- **TASK BRIEF**
Copy the listing lines exactly, starting with the line that contains "column-header-line: 頁次 [408,149,434,165]" and going on through the line that contains "value-cell: 90 [578,326,618,360]".
--- START OF RAW RECORDS ---
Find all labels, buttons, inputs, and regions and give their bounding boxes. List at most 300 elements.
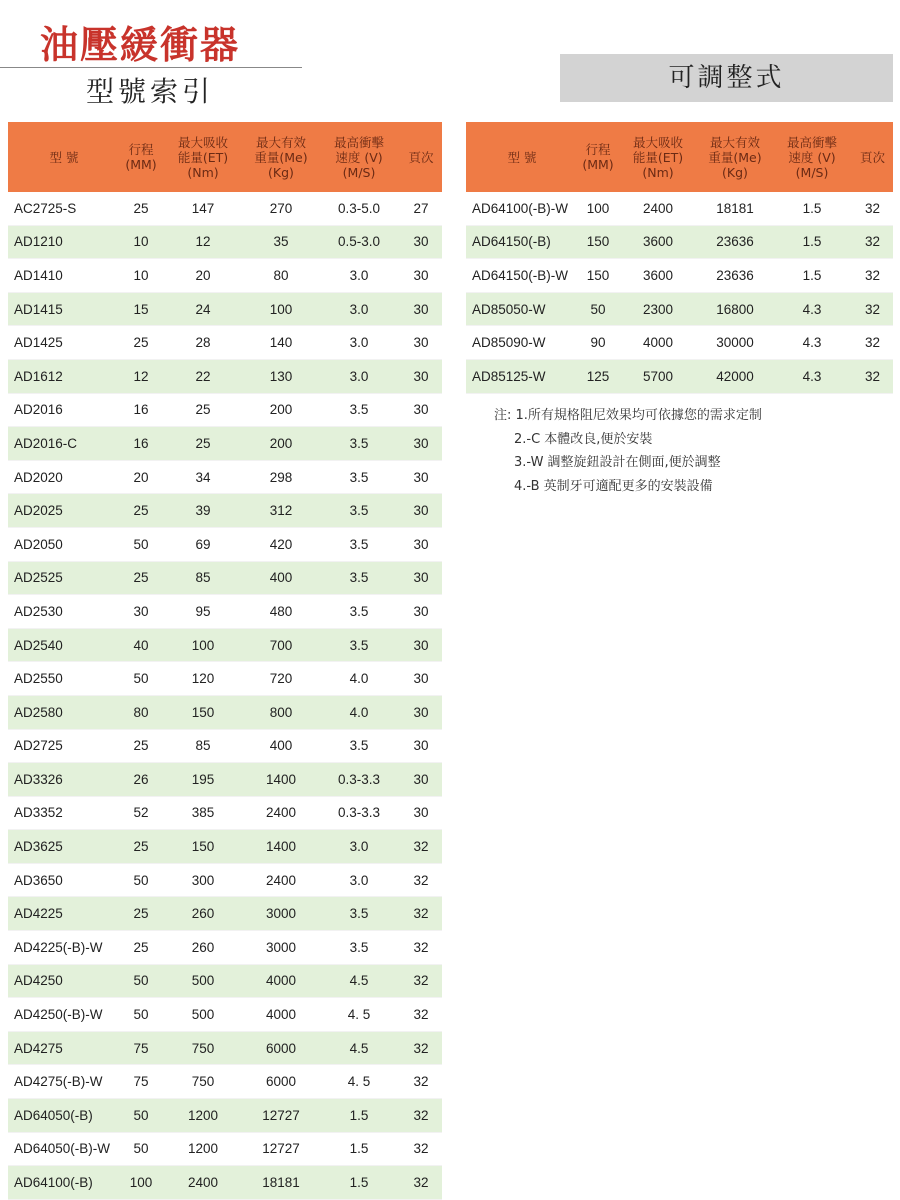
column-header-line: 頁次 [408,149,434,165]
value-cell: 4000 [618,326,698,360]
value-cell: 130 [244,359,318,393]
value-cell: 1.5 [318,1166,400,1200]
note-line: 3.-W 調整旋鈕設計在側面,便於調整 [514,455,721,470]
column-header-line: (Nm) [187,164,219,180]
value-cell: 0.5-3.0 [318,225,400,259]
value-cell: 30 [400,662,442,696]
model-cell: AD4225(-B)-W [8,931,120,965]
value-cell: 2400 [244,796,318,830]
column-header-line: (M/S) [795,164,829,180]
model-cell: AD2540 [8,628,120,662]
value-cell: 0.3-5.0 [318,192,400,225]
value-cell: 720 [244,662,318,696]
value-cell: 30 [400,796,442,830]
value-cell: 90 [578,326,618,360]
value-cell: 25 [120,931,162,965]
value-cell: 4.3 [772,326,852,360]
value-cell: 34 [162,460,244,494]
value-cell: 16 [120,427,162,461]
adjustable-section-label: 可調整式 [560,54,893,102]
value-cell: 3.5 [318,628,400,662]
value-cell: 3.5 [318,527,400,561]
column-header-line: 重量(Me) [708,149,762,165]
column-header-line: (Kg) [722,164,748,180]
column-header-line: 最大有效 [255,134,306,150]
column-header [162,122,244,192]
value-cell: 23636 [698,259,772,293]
--- END OF RAW RECORDS ---
- **EXERCISE ANSWER**
column-header-line: 頁次 [408,149,434,165]
value-cell: 4000 [618,326,698,360]
value-cell: 130 [244,359,318,393]
value-cell: 1.5 [318,1166,400,1200]
note-line: 3.-W 調整旋鈕設計在側面,便於調整 [514,455,721,470]
column-header-line: (Nm) [187,164,219,180]
value-cell: 0.5-3.0 [318,225,400,259]
value-cell: 30 [400,662,442,696]
model-cell: AD4225(-B)-W [8,931,120,965]
value-cell: 2400 [244,796,318,830]
column-header-line: (M/S) [795,164,829,180]
model-cell: AD2540 [8,628,120,662]
value-cell: 0.3-5.0 [318,192,400,225]
value-cell: 720 [244,662,318,696]
value-cell: 30 [400,796,442,830]
value-cell: 90 [578,326,618,360]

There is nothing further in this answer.